### Task input
== == ==

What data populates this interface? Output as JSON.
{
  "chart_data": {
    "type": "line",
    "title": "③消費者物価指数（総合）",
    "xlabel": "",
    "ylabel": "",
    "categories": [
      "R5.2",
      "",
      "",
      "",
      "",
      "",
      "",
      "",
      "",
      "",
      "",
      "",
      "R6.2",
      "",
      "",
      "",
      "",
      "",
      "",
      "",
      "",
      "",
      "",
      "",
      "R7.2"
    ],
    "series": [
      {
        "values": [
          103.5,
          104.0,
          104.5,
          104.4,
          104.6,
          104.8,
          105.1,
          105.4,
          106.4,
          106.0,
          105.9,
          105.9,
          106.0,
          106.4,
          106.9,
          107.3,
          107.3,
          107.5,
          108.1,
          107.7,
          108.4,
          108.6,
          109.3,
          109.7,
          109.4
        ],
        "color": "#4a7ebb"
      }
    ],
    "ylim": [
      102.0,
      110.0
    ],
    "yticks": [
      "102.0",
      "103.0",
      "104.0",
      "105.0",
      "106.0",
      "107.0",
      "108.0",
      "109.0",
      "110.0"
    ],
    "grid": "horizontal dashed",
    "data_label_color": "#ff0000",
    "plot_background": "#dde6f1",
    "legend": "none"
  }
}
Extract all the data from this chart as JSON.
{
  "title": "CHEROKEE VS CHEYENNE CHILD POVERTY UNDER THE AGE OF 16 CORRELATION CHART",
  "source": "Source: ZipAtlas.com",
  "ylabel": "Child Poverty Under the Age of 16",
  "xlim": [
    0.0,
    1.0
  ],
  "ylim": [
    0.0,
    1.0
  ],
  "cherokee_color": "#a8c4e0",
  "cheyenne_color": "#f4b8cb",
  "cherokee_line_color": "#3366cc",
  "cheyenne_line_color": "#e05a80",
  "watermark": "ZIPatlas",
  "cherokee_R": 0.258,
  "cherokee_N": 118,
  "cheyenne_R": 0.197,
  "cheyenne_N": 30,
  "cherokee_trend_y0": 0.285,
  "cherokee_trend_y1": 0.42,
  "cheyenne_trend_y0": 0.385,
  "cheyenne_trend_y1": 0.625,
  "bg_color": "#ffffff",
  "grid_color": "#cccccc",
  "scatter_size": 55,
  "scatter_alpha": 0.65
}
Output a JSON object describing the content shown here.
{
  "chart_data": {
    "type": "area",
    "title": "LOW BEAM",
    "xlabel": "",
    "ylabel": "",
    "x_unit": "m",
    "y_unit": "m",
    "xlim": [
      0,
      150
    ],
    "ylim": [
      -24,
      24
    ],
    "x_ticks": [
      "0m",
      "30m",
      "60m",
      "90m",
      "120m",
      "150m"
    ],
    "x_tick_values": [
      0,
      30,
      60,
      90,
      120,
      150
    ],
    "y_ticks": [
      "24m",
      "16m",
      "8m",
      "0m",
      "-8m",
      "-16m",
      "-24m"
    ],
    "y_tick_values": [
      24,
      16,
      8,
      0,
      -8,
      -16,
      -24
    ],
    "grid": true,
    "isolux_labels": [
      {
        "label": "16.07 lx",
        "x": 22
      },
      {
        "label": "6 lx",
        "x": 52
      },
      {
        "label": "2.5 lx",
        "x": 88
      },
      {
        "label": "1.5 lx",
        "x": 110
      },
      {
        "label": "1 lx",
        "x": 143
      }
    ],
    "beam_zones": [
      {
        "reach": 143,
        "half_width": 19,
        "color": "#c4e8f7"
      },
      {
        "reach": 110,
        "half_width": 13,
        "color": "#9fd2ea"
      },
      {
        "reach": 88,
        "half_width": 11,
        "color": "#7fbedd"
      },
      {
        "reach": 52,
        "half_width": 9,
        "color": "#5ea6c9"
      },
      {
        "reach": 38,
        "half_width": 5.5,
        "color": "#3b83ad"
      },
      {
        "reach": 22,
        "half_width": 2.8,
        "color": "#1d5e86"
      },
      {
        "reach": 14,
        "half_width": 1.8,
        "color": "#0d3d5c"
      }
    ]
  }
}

== == ==

In the entries above, identify every line with the string "this".

### The result
What data populates this interface? Output as JSON.
Extract all the data from this chart as JSON.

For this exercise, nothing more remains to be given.